Compile every line that includes the word "glyph".

* **Given data**
* BEGIN *

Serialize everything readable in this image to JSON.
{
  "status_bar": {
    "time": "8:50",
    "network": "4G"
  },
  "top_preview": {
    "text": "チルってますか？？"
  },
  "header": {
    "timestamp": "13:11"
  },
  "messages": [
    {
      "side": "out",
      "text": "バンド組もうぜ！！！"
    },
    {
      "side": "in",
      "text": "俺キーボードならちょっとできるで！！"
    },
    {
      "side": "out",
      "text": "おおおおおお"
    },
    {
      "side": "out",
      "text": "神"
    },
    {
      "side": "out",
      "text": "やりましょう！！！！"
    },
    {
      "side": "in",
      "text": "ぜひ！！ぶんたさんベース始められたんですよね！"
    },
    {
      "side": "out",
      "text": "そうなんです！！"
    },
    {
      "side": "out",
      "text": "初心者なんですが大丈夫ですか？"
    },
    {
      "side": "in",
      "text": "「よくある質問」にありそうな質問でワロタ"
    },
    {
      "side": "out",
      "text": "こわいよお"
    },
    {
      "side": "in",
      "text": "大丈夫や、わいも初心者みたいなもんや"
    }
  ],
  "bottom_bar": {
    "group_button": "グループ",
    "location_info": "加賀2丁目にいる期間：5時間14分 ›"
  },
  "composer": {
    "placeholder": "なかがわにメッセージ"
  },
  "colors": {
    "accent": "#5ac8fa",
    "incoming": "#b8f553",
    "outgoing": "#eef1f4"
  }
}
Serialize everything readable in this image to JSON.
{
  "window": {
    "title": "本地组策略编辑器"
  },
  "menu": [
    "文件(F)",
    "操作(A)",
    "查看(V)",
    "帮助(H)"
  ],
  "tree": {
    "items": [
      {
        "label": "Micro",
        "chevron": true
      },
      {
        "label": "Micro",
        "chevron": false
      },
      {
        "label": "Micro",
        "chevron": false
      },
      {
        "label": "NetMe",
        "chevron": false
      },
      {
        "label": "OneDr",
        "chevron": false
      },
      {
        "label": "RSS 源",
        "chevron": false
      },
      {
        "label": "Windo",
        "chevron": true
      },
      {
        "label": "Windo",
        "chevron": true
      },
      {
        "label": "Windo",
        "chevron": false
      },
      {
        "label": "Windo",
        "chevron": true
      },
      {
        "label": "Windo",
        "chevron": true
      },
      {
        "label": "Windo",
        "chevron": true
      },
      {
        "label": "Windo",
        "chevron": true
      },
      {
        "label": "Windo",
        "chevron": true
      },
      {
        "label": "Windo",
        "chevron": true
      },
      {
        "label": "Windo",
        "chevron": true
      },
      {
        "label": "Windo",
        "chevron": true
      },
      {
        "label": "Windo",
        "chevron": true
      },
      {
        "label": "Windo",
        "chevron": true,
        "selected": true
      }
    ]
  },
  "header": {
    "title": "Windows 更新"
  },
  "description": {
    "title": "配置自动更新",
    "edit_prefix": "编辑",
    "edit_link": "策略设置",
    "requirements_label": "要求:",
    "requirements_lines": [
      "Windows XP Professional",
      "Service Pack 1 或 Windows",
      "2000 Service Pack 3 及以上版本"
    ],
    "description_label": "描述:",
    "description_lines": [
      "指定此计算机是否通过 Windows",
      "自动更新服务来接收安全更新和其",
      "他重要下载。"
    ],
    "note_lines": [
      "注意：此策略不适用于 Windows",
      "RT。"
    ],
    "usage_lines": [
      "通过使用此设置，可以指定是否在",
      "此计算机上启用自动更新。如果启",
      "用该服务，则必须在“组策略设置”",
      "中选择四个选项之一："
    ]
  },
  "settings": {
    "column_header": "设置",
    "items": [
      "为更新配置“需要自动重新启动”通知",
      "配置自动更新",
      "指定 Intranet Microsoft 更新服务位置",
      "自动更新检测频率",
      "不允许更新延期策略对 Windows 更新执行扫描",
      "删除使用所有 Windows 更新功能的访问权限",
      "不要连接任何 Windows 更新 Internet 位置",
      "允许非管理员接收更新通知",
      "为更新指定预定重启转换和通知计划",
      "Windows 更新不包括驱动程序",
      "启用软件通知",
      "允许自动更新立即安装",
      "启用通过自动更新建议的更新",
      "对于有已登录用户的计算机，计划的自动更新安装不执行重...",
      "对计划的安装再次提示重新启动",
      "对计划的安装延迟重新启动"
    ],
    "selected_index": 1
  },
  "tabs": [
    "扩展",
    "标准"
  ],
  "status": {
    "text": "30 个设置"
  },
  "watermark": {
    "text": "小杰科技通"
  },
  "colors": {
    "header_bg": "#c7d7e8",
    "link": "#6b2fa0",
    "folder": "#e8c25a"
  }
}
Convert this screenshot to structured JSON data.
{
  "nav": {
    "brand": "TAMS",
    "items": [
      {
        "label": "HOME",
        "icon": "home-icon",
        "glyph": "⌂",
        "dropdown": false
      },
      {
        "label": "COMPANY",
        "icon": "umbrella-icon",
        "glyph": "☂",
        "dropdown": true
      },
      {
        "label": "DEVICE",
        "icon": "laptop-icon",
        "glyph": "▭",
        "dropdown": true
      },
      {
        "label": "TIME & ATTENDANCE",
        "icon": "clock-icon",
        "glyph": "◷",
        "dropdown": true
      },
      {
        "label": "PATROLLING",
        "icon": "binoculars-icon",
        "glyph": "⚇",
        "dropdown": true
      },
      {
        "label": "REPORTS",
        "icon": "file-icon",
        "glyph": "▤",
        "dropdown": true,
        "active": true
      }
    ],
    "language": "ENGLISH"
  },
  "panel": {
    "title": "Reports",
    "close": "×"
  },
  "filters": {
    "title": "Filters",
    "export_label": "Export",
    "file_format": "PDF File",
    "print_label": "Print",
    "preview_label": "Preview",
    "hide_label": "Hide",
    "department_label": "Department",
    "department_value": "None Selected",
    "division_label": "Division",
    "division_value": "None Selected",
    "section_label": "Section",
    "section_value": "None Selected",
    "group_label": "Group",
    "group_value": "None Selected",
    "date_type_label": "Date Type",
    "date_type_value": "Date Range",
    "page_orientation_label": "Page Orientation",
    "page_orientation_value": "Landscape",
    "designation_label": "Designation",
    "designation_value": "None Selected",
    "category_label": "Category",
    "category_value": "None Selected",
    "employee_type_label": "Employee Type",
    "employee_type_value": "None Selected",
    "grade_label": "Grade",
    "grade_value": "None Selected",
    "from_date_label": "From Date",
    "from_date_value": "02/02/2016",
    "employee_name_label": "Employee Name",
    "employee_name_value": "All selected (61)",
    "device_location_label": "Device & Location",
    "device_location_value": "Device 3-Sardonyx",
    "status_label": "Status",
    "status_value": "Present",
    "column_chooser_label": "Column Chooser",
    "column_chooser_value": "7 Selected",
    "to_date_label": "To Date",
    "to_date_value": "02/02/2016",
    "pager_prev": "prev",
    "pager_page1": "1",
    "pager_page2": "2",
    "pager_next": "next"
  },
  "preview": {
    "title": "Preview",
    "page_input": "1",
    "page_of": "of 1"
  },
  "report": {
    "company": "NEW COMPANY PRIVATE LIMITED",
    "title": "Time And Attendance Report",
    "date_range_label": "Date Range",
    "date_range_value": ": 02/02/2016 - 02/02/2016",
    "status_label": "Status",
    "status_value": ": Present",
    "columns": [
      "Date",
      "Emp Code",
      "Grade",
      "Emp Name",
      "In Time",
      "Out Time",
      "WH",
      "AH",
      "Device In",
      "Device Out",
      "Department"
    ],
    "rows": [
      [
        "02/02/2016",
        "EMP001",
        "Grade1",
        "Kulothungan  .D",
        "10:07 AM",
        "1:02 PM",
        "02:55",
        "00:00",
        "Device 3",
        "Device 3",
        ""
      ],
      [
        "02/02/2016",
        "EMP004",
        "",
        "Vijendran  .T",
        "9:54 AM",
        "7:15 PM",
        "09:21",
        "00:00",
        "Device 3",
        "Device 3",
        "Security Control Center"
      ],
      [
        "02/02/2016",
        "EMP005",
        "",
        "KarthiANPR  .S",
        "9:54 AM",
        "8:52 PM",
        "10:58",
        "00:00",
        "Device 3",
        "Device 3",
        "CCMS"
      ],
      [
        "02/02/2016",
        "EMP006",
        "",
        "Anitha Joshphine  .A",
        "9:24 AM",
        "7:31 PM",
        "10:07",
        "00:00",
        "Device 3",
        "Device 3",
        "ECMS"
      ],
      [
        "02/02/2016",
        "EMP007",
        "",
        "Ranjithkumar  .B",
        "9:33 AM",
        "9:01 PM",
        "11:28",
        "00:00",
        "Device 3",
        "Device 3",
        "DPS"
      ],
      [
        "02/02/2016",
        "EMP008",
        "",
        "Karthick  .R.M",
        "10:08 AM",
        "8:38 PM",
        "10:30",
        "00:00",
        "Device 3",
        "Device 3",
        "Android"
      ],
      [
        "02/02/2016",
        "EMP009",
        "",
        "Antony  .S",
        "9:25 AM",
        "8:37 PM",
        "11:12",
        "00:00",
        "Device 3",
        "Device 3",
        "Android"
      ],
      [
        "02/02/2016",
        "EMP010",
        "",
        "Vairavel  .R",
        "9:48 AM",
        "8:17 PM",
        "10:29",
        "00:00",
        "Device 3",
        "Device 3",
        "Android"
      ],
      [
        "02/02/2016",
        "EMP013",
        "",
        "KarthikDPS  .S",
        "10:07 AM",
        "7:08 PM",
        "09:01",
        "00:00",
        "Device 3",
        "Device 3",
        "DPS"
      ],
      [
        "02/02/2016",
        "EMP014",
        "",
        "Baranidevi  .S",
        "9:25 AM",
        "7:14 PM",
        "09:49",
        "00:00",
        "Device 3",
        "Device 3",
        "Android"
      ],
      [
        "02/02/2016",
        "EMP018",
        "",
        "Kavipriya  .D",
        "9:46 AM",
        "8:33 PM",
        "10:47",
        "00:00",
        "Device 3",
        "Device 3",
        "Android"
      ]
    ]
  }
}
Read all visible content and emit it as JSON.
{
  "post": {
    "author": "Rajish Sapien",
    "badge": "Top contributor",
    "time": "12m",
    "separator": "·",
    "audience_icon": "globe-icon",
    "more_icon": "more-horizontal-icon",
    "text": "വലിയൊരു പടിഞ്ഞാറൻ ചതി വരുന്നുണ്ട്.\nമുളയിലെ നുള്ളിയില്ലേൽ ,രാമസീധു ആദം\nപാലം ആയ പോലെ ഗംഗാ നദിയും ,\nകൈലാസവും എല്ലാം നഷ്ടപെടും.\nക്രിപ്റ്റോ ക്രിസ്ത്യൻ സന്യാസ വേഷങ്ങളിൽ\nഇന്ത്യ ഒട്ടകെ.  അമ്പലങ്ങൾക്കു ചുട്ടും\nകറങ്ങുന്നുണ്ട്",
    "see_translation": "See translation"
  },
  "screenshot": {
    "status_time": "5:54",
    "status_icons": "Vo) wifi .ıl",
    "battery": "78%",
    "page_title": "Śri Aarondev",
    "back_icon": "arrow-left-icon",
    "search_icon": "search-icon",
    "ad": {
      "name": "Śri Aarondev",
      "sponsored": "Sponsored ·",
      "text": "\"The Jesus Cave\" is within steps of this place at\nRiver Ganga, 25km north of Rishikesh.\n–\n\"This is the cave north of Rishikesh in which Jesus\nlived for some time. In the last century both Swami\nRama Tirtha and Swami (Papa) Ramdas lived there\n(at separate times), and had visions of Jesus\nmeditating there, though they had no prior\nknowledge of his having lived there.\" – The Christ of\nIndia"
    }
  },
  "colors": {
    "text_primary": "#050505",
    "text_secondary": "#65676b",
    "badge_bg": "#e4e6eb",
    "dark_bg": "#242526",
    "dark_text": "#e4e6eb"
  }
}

* END *

* **Worked solution**
        "glyph": "⌂",
        "glyph": "☂",
        "glyph": "▭",
        "glyph": "◷",
        "glyph": "⚇",
        "glyph": "▤",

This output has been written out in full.